%%
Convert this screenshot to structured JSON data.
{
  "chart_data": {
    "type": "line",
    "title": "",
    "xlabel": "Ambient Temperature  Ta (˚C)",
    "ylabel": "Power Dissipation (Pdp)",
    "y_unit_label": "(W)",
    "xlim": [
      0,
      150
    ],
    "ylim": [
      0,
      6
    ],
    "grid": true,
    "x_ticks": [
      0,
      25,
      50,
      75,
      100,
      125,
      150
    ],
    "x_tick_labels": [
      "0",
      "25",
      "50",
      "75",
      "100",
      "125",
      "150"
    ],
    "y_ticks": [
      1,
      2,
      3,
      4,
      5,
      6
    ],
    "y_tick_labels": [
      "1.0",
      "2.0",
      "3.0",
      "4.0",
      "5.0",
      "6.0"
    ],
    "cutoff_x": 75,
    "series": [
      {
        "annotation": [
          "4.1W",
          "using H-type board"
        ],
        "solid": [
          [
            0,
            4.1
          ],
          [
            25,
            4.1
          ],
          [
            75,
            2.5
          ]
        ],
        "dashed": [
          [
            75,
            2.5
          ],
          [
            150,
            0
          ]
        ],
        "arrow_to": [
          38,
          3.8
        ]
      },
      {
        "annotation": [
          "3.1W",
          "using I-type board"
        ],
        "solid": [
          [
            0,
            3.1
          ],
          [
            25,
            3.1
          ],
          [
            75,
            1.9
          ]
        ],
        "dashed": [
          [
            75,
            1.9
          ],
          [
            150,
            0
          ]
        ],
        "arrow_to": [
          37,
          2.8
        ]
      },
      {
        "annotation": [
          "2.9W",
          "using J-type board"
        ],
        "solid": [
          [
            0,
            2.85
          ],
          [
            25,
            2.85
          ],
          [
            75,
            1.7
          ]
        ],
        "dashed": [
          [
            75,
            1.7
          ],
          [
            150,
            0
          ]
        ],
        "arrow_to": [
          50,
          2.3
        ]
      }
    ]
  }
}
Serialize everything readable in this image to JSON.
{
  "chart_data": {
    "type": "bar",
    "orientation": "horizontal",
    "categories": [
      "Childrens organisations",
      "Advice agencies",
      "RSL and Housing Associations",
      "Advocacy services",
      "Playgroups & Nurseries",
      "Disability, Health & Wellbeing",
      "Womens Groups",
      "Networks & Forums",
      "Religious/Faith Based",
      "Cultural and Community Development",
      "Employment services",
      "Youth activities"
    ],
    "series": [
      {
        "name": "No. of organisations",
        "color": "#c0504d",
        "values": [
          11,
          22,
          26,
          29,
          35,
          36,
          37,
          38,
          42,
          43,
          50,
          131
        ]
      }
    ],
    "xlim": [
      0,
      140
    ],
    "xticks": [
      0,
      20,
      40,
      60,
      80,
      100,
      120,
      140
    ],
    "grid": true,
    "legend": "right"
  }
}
%%
• _What you are asked to do_:
Locate the lines above that contain "type" and copy them.

• _Problem solution_:
    "type": "line",
          "using H-type board"
          "using I-type board"
          "using J-type board"
    "type": "bar",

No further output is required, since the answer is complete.